What to work on: Make an exact copy of the entries below with the pictures removed.

Raw data:
[Start]

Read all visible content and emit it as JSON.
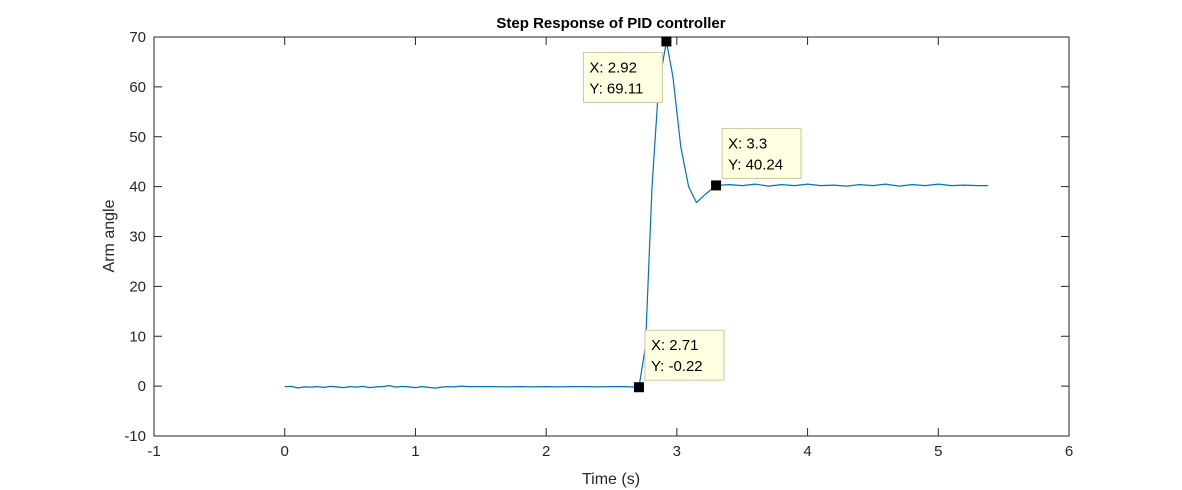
{
  "chart_data": {
    "type": "line",
    "title": "Step Response of PID controller",
    "xlabel": "Time (s)",
    "ylabel": "Arm angle",
    "xlim": [
      -1,
      6
    ],
    "ylim": [
      -10,
      70
    ],
    "xticks": [
      "-1",
      "0",
      "1",
      "2",
      "3",
      "4",
      "5",
      "6"
    ],
    "yticks": [
      "-10",
      "0",
      "10",
      "20",
      "30",
      "40",
      "50",
      "60",
      "70"
    ],
    "grid": false,
    "series": [
      {
        "color": "#0072BD",
        "x": [
          0,
          0.05,
          0.1,
          0.15,
          0.2,
          0.25,
          0.3,
          0.35,
          0.4,
          0.45,
          0.5,
          0.55,
          0.6,
          0.65,
          0.7,
          0.75,
          0.8,
          0.85,
          0.9,
          0.95,
          1.0,
          1.05,
          1.1,
          1.15,
          1.2,
          1.25,
          1.3,
          1.35,
          1.4,
          1.5,
          1.6,
          1.7,
          1.8,
          1.9,
          2.0,
          2.1,
          2.2,
          2.3,
          2.4,
          2.5,
          2.6,
          2.71,
          2.76,
          2.81,
          2.86,
          2.92,
          2.97,
          3.03,
          3.09,
          3.15,
          3.22,
          3.3,
          3.4,
          3.5,
          3.6,
          3.7,
          3.8,
          3.9,
          4.0,
          4.1,
          4.2,
          4.3,
          4.4,
          4.5,
          4.6,
          4.7,
          4.8,
          4.9,
          5.0,
          5.1,
          5.2,
          5.3,
          5.38
        ],
        "y": [
          -0.1,
          -0.05,
          -0.35,
          -0.15,
          -0.2,
          -0.1,
          -0.25,
          -0.05,
          -0.15,
          -0.3,
          -0.1,
          -0.2,
          -0.05,
          -0.3,
          -0.15,
          -0.1,
          0.1,
          -0.2,
          -0.05,
          -0.15,
          -0.3,
          -0.1,
          -0.25,
          -0.4,
          -0.2,
          -0.1,
          -0.15,
          0.0,
          -0.1,
          -0.1,
          -0.1,
          -0.15,
          -0.1,
          -0.15,
          -0.1,
          -0.15,
          -0.1,
          -0.1,
          -0.15,
          -0.1,
          -0.1,
          -0.22,
          8.0,
          40.0,
          60.0,
          69.11,
          62.0,
          48.0,
          40.0,
          36.8,
          38.5,
          40.24,
          40.4,
          40.2,
          40.5,
          40.1,
          40.4,
          40.2,
          40.5,
          40.2,
          40.3,
          40.1,
          40.4,
          40.2,
          40.5,
          40.1,
          40.4,
          40.2,
          40.5,
          40.2,
          40.3,
          40.2,
          40.2
        ]
      }
    ],
    "datatips": [
      {
        "x": 2.92,
        "y": 69.11,
        "label_x": "X: 2.92",
        "label_y": "Y: 69.11",
        "placement": "bottom-left"
      },
      {
        "x": 3.3,
        "y": 40.24,
        "label_x": "X: 3.3",
        "label_y": "Y: 40.24",
        "placement": "top-right"
      },
      {
        "x": 2.71,
        "y": -0.22,
        "label_x": "X: 2.71",
        "label_y": "Y: -0.22",
        "placement": "top-right"
      }
    ]
  },
  "colors": {
    "axis": "#262626",
    "datatip_fill": "#FFFFE1",
    "datatip_border": "#C8C8A0",
    "marker": "#000000"
  }
}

[End]

Solution to the problem:
Read all visible content and emit it as JSON.
{
  "chart_data": {
    "type": "line",
    "title": "Step Response of PID controller",
    "xlabel": "Time (s)",
    "ylabel": "Arm angle",
    "xlim": [
      -1,
      6
    ],
    "ylim": [
      -10,
      70
    ],
    "xticks": [
      "-1",
      "0",
      "1",
      "2",
      "3",
      "4",
      "5",
      "6"
    ],
    "yticks": [
      "-10",
      "0",
      "10",
      "20",
      "30",
      "40",
      "50",
      "60",
      "70"
    ],
    "grid": false,
    "series": [
      {
        "color": "#0072BD",
        "x": [
          0,
          0.05,
          0.1,
          0.15,
          0.2,
          0.25,
          0.3,
          0.35,
          0.4,
          0.45,
          0.5,
          0.55,
          0.6,
          0.65,
          0.7,
          0.75,
          0.8,
          0.85,
          0.9,
          0.95,
          1.0,
          1.05,
          1.1,
          1.15,
          1.2,
          1.25,
          1.3,
          1.35,
          1.4,
          1.5,
          1.6,
          1.7,
          1.8,
          1.9,
          2.0,
          2.1,
          2.2,
          2.3,
          2.4,
          2.5,
          2.6,
          2.71,
          2.76,
          2.81,
          2.86,
          2.92,
          2.97,
          3.03,
          3.09,
          3.15,
          3.22,
          3.3,
          3.4,
          3.5,
          3.6,
          3.7,
          3.8,
          3.9,
          4.0,
          4.1,
          4.2,
          4.3,
          4.4,
          4.5,
          4.6,
          4.7,
          4.8,
          4.9,
          5.0,
          5.1,
          5.2,
          5.3,
          5.38
        ],
        "y": [
          -0.1,
          -0.05,
          -0.35,
          -0.15,
          -0.2,
          -0.1,
          -0.25,
          -0.05,
          -0.15,
          -0.3,
          -0.1,
          -0.2,
          -0.05,
          -0.3,
          -0.15,
          -0.1,
          0.1,
          -0.2,
          -0.05,
          -0.15,
          -0.3,
          -0.1,
          -0.25,
          -0.4,
          -0.2,
          -0.1,
          -0.15,
          0.0,
          -0.1,
          -0.1,
          -0.1,
          -0.15,
          -0.1,
          -0.15,
          -0.1,
          -0.15,
          -0.1,
          -0.1,
          -0.15,
          -0.1,
          -0.1,
          -0.22,
          8.0,
          40.0,
          60.0,
          69.11,
          62.0,
          48.0,
          40.0,
          36.8,
          38.5,
          40.24,
          40.4,
          40.2,
          40.5,
          40.1,
          40.4,
          40.2,
          40.5,
          40.2,
          40.3,
          40.1,
          40.4,
          40.2,
          40.5,
          40.1,
          40.4,
          40.2,
          40.5,
          40.2,
          40.3,
          40.2,
          40.2
        ]
      }
    ],
    "datatips": [
      {
        "x": 2.92,
        "y": 69.11,
        "label_x": "X: 2.92",
        "label_y": "Y: 69.11",
        "placement": "bottom-left"
      },
      {
        "x": 3.3,
        "y": 40.24,
        "label_x": "X: 3.3",
        "label_y": "Y: 40.24",
        "placement": "top-right"
      },
      {
        "x": 2.71,
        "y": -0.22,
        "label_x": "X: 2.71",
        "label_y": "Y: -0.22",
        "placement": "top-right"
      }
    ]
  },
  "colors": {
    "axis": "#262626",
    "datatip_fill": "#FFFFE1",
    "datatip_border": "#C8C8A0",
    "marker": "#000000"
  }
}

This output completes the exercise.